Set task: Using the records provided below, locate and copy each line that contains the word "Phone".

Data lines:
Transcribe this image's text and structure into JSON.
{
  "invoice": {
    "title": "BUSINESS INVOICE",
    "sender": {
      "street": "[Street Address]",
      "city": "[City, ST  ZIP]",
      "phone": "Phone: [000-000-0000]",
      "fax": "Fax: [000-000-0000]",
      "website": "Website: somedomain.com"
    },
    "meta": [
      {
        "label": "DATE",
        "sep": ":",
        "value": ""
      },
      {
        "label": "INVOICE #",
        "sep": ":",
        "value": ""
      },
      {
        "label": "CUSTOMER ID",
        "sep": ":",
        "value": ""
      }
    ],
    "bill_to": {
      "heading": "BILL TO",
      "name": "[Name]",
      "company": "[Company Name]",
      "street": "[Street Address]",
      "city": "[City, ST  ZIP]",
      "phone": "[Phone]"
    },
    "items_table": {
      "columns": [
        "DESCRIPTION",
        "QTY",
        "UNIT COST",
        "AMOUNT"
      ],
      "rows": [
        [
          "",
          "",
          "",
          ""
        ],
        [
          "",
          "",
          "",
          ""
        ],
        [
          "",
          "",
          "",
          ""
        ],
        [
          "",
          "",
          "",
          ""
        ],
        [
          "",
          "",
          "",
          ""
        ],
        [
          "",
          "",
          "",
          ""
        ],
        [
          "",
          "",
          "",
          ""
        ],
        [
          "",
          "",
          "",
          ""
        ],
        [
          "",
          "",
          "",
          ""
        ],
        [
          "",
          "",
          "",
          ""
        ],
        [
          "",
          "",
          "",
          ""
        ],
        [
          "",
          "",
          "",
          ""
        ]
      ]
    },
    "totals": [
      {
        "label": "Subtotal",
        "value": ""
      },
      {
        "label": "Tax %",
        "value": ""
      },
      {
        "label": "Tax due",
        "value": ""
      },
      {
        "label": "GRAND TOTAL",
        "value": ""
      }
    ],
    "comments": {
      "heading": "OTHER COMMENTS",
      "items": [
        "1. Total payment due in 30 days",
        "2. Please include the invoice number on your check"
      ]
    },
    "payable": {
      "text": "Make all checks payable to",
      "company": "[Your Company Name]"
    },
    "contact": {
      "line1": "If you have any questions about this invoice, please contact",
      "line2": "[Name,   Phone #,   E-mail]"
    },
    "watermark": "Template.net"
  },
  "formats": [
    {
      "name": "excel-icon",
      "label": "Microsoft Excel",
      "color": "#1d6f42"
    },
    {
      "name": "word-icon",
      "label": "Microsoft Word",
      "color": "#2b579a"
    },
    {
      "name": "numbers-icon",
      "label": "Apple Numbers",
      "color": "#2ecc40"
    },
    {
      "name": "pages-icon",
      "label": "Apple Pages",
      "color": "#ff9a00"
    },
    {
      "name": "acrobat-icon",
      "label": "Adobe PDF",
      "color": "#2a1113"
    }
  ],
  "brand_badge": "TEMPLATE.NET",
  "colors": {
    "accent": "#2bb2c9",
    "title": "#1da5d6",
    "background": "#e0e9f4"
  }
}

Result:
      "phone": "Phone: [000-000-0000]",
      "phone": "[Phone]"
      "line2": "[Name,   Phone #,   E-mail]"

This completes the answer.